*** Given data ***

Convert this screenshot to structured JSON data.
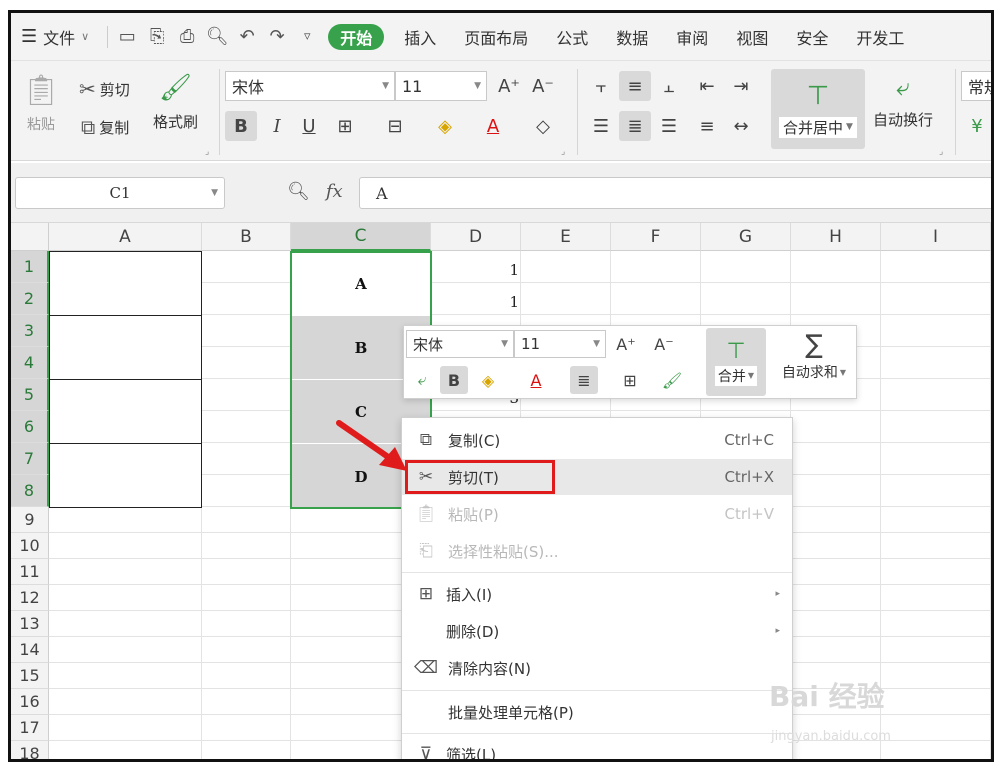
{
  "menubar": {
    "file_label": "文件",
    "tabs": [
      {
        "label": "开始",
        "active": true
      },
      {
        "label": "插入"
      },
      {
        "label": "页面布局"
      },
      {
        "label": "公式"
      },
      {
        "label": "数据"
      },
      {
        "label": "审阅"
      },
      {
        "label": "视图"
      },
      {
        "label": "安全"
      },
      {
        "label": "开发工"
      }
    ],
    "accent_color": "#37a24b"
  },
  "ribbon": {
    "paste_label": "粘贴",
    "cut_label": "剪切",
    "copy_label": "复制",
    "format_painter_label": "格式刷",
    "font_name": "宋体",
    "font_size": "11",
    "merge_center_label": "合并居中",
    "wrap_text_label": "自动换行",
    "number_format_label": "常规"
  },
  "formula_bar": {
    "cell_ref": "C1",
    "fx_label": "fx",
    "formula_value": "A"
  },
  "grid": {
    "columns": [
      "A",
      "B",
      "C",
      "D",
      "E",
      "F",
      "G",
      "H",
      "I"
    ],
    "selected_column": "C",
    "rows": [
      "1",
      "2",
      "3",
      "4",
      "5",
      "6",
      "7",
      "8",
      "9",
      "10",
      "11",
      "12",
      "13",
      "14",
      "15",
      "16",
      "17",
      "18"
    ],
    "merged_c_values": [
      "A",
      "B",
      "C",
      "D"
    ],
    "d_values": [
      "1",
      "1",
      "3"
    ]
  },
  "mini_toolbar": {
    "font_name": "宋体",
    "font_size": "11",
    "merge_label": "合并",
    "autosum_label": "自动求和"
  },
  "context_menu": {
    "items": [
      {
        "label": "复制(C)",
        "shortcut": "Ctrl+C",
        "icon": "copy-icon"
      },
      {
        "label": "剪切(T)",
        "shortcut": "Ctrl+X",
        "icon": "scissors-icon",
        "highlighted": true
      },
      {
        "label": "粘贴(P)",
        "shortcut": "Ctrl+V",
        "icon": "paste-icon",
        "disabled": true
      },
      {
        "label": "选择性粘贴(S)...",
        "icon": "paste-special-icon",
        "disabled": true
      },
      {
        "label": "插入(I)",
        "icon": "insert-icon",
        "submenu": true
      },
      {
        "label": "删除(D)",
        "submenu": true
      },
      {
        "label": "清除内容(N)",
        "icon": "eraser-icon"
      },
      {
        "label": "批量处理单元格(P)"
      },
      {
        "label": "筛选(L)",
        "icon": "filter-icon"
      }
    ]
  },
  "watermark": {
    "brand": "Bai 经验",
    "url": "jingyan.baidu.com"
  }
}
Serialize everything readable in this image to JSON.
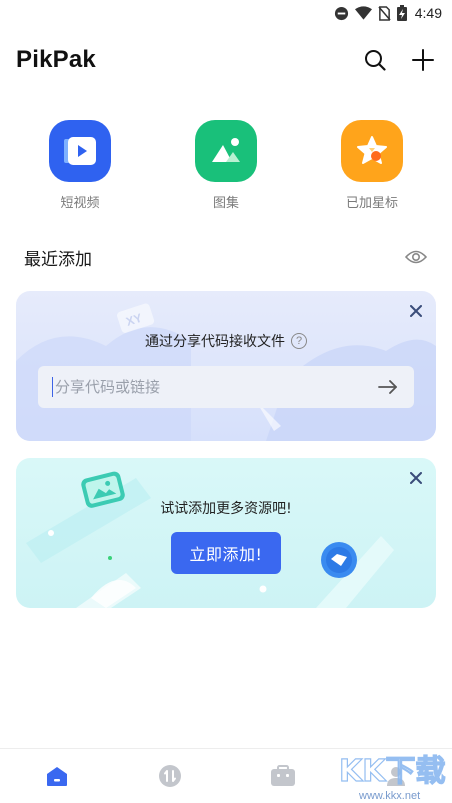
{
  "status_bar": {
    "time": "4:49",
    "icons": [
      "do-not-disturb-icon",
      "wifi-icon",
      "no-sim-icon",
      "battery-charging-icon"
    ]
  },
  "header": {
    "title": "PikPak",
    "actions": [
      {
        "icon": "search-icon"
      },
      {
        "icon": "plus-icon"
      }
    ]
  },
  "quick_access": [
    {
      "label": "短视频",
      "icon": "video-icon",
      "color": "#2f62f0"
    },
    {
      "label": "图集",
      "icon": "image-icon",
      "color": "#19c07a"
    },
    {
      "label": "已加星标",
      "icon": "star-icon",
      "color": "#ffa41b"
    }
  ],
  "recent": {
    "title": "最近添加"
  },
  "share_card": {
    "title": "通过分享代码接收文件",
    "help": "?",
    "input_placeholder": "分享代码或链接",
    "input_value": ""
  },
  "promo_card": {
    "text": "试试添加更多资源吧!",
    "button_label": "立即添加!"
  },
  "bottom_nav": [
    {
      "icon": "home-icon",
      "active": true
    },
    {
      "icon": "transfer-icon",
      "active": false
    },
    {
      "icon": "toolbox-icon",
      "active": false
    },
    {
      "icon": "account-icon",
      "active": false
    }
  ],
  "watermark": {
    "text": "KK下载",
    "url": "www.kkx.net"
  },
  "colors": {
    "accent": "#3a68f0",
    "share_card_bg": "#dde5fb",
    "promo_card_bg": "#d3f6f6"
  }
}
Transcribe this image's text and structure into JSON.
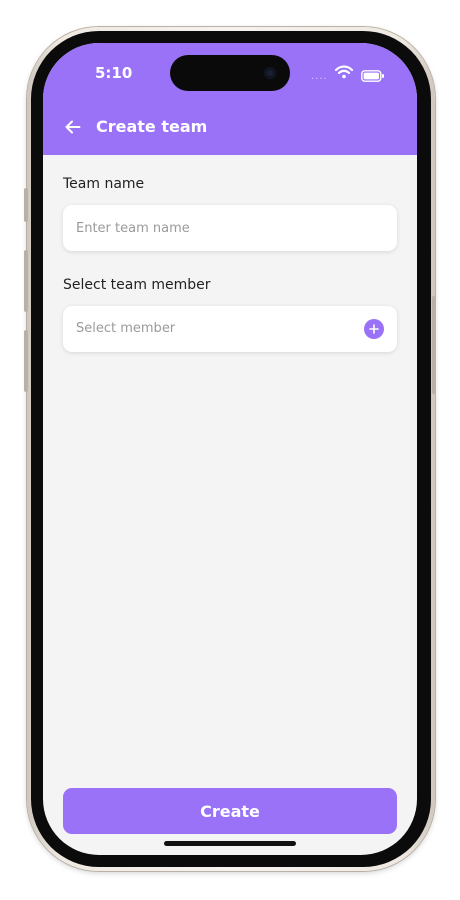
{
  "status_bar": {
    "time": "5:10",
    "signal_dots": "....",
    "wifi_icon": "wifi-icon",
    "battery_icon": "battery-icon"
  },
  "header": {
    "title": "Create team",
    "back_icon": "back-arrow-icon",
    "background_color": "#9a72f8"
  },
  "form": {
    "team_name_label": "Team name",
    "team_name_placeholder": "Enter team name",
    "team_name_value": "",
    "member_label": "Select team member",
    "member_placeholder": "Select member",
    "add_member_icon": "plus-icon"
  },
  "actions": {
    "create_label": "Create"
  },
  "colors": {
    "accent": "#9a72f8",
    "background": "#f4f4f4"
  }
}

***

> Request: Would you mind returning each entry above word for word, skipping the images?

> Complete answer:
Convert this screenshot to structured JSON data.
{
  "menubar": {
    "file_label": "文件",
    "tabs": [
      {
        "label": "开始",
        "active": true
      },
      {
        "label": "插入"
      },
      {
        "label": "页面布局"
      },
      {
        "label": "公式"
      },
      {
        "label": "数据"
      },
      {
        "label": "审阅"
      },
      {
        "label": "视图"
      },
      {
        "label": "安全"
      },
      {
        "label": "开发工"
      }
    ],
    "accent_color": "#37a24b"
  },
  "ribbon": {
    "paste_label": "粘贴",
    "cut_label": "剪切",
    "copy_label": "复制",
    "format_painter_label": "格式刷",
    "font_name": "宋体",
    "font_size": "11",
    "merge_center_label": "合并居中",
    "wrap_text_label": "自动换行",
    "number_format_label": "常规"
  },
  "formula_bar": {
    "cell_ref": "C1",
    "fx_label": "fx",
    "formula_value": "A"
  },
  "grid": {
    "columns": [
      "A",
      "B",
      "C",
      "D",
      "E",
      "F",
      "G",
      "H",
      "I"
    ],
    "selected_column": "C",
    "rows": [
      "1",
      "2",
      "3",
      "4",
      "5",
      "6",
      "7",
      "8",
      "9",
      "10",
      "11",
      "12",
      "13",
      "14",
      "15",
      "16",
      "17",
      "18"
    ],
    "merged_c_values": [
      "A",
      "B",
      "C",
      "D"
    ],
    "d_values": [
      "1",
      "1",
      "3"
    ]
  },
  "mini_toolbar": {
    "font_name": "宋体",
    "font_size": "11",
    "merge_label": "合并",
    "autosum_label": "自动求和"
  },
  "context_menu": {
    "items": [
      {
        "label": "复制(C)",
        "shortcut": "Ctrl+C",
        "icon": "copy-icon"
      },
      {
        "label": "剪切(T)",
        "shortcut": "Ctrl+X",
        "icon": "scissors-icon",
        "highlighted": true
      },
      {
        "label": "粘贴(P)",
        "shortcut": "Ctrl+V",
        "icon": "paste-icon",
        "disabled": true
      },
      {
        "label": "选择性粘贴(S)...",
        "icon": "paste-special-icon",
        "disabled": true
      },
      {
        "label": "插入(I)",
        "icon": "insert-icon",
        "submenu": true
      },
      {
        "label": "删除(D)",
        "submenu": true
      },
      {
        "label": "清除内容(N)",
        "icon": "eraser-icon"
      },
      {
        "label": "批量处理单元格(P)"
      },
      {
        "label": "筛选(L)",
        "icon": "filter-icon"
      }
    ]
  },
  "watermark": {
    "brand": "Bai 经验",
    "url": "jingyan.baidu.com"
  }
}
Serialize everything readable in this image to JSON.
{
  "status_bar": {
    "time": "4:49",
    "icons": [
      "do-not-disturb-icon",
      "wifi-icon",
      "no-sim-icon",
      "battery-charging-icon"
    ]
  },
  "header": {
    "title": "PikPak",
    "actions": [
      {
        "icon": "search-icon"
      },
      {
        "icon": "plus-icon"
      }
    ]
  },
  "quick_access": [
    {
      "label": "短视频",
      "icon": "video-icon",
      "color": "#2f62f0"
    },
    {
      "label": "图集",
      "icon": "image-icon",
      "color": "#19c07a"
    },
    {
      "label": "已加星标",
      "icon": "star-icon",
      "color": "#ffa41b"
    }
  ],
  "recent": {
    "title": "最近添加"
  },
  "share_card": {
    "title": "通过分享代码接收文件",
    "help": "?",
    "input_placeholder": "分享代码或链接",
    "input_value": ""
  },
  "promo_card": {
    "text": "试试添加更多资源吧!",
    "button_label": "立即添加!"
  },
  "bottom_nav": [
    {
      "icon": "home-icon",
      "active": true
    },
    {
      "icon": "transfer-icon",
      "active": false
    },
    {
      "icon": "toolbox-icon",
      "active": false
    },
    {
      "icon": "account-icon",
      "active": false
    }
  ],
  "watermark": {
    "text": "KK下载",
    "url": "www.kkx.net"
  },
  "colors": {
    "accent": "#3a68f0",
    "share_card_bg": "#dde5fb",
    "promo_card_bg": "#d3f6f6"
  }
}
Transcribe this image's text and structure into JSON.
{
  "status_bar": {
    "time": "5:10",
    "signal_dots": "....",
    "wifi_icon": "wifi-icon",
    "battery_icon": "battery-icon"
  },
  "header": {
    "title": "Create team",
    "back_icon": "back-arrow-icon",
    "background_color": "#9a72f8"
  },
  "form": {
    "team_name_label": "Team name",
    "team_name_placeholder": "Enter team name",
    "team_name_value": "",
    "member_label": "Select team member",
    "member_placeholder": "Select member",
    "add_member_icon": "plus-icon"
  },
  "actions": {
    "create_label": "Create"
  },
  "colors": {
    "accent": "#9a72f8",
    "background": "#f4f4f4"
  }
}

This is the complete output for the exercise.